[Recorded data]
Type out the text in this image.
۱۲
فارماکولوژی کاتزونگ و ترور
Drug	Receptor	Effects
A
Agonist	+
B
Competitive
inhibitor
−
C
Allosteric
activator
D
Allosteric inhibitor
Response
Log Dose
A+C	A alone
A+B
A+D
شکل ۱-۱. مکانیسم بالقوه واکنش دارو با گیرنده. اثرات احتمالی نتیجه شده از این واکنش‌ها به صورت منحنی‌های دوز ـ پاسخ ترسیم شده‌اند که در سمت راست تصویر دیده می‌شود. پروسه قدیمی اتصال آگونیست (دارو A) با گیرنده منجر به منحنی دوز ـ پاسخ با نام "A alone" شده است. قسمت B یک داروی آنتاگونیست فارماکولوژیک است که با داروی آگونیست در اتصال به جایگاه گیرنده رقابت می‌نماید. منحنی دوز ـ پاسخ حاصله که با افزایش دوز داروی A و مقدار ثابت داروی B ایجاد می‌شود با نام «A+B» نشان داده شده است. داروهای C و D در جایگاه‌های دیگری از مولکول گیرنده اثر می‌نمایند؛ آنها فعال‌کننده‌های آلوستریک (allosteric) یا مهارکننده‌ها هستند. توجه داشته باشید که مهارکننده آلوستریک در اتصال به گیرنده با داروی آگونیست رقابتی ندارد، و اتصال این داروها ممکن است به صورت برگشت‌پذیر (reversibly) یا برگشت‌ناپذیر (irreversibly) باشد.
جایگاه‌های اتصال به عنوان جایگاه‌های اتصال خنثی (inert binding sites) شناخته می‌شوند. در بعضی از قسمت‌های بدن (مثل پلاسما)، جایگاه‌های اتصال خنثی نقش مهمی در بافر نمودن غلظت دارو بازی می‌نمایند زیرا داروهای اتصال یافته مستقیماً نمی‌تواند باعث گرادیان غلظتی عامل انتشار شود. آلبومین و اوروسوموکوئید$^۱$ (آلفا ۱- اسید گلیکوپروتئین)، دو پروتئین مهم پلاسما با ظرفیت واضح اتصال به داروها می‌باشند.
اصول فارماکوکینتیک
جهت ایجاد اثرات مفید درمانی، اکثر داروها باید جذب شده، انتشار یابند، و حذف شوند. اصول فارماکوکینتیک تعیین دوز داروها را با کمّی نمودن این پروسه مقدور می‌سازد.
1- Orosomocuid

### BRIEF
All of the entries must be quoted exactly; please include each one.

### RESPONSE TO THE TASK
Type out the text in this image.
۱۲
فارماکولوژی کاتزونگ و ترور
Drug	Receptor	Effects
A
Agonist	+
B
Competitive
inhibitor
−
C
Allosteric
activator
D
Allosteric inhibitor
Response
Log Dose
A+C	A alone
A+B
A+D
شکل ۱-۱. مکانیسم بالقوه واکنش دارو با گیرنده. اثرات احتمالی نتیجه شده از این واکنش‌ها به صورت منحنی‌های دوز ـ پاسخ ترسیم شده‌اند که در سمت راست تصویر دیده می‌شود. پروسه قدیمی اتصال آگونیست (دارو A) با گیرنده منجر به منحنی دوز ـ پاسخ با نام "A alone" شده است. قسمت B یک داروی آنتاگونیست فارماکولوژیک است که با داروی آگونیست در اتصال به جایگاه گیرنده رقابت می‌نماید. منحنی دوز ـ پاسخ حاصله که با افزایش دوز داروی A و مقدار ثابت داروی B ایجاد می‌شود با نام «A+B» نشان داده شده است. داروهای C و D در جایگاه‌های دیگری از مولکول گیرنده اثر می‌نمایند؛ آنها فعال‌کننده‌های آلوستریک (allosteric) یا مهارکننده‌ها هستند. توجه داشته باشید که مهارکننده آلوستریک در اتصال به گیرنده با داروی آگونیست رقابتی ندارد، و اتصال این داروها ممکن است به صورت برگشت‌پذیر (reversibly) یا برگشت‌ناپذیر (irreversibly) باشد.
جایگاه‌های اتصال به عنوان جایگاه‌های اتصال خنثی (inert binding sites) شناخته می‌شوند. در بعضی از قسمت‌های بدن (مثل پلاسما)، جایگاه‌های اتصال خنثی نقش مهمی در بافر نمودن غلظت دارو بازی می‌نمایند زیرا داروهای اتصال یافته مستقیماً نمی‌تواند باعث گرادیان غلظتی عامل انتشار شود. آلبومین و اوروسوموکوئید$^۱$ (آلفا ۱- اسید گلیکوپروتئین)، دو پروتئین مهم پلاسما با ظرفیت واضح اتصال به داروها می‌باشند.
اصول فارماکوکینتیک
جهت ایجاد اثرات مفید درمانی، اکثر داروها باید جذب شده، انتشار یابند، و حذف شوند. اصول فارماکوکینتیک تعیین دوز داروها را با کمّی نمودن این پروسه مقدور می‌سازد.
1- Orosomocuid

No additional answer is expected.